» **YOUR GOAL**
Collect every line of the records that contains the string "said", and copy each one. Case counts.

(Records from a data collection)
________________

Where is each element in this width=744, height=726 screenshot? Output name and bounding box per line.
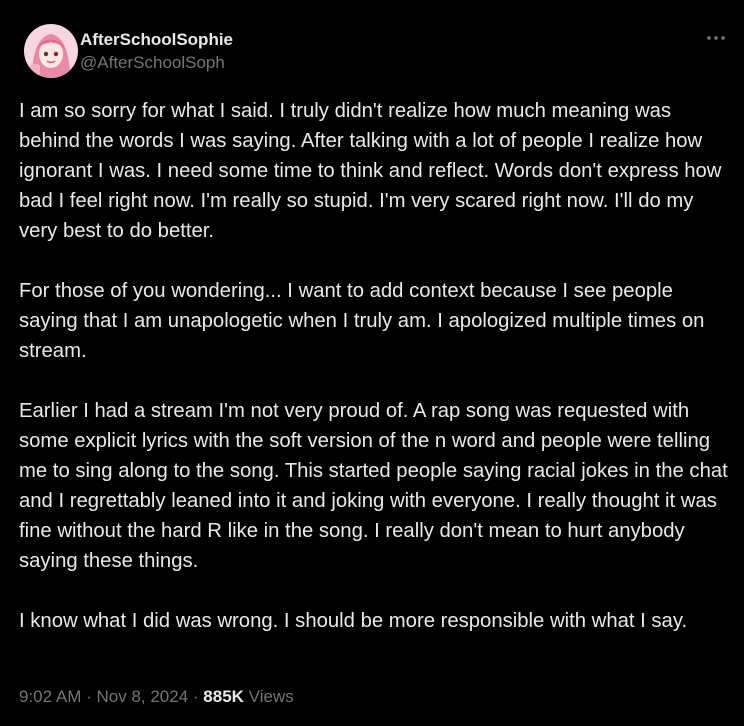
post-body: I am so sorry for what I said. I truly d…	[19, 96, 731, 636]
post-paragraph: I am so sorry for what I said. I truly d…	[19, 100, 722, 242]
author-names: AfterSchoolSophie @AfterSchoolSoph	[80, 30, 233, 74]
more-options-button[interactable]	[704, 26, 728, 50]
post-paragraph: I know what I did was wrong. I should be…	[19, 610, 688, 632]
meta-separator: ·	[188, 687, 204, 706]
views-label: Views	[248, 687, 294, 706]
post-date[interactable]: Nov 8, 2024	[96, 687, 188, 706]
views-count: 885K	[203, 687, 244, 706]
post-meta: 9:02 AM · Nov 8, 2024 · 885K Views	[19, 686, 294, 708]
post-header: AfterSchoolSophie @AfterSchoolSoph	[24, 24, 728, 80]
author-handle[interactable]: @AfterSchoolSoph	[80, 52, 233, 74]
avatar-image	[24, 24, 78, 78]
post-time[interactable]: 9:02 AM	[19, 687, 81, 706]
post-paragraph: For those of you wondering... I want to …	[19, 280, 705, 362]
more-horizontal-icon	[707, 36, 725, 40]
post-paragraph: Earlier I had a stream I'm not very prou…	[19, 400, 728, 572]
meta-separator: ·	[81, 687, 97, 706]
author-display-name[interactable]: AfterSchoolSophie	[80, 30, 233, 50]
avatar[interactable]	[24, 24, 78, 78]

________________

» **TASK SOLUTION**
post-body: I am so sorry for what I said. I truly d…	[19, 96, 731, 636]
post-paragraph: I am so sorry for what I said. I truly d…	[19, 100, 722, 242]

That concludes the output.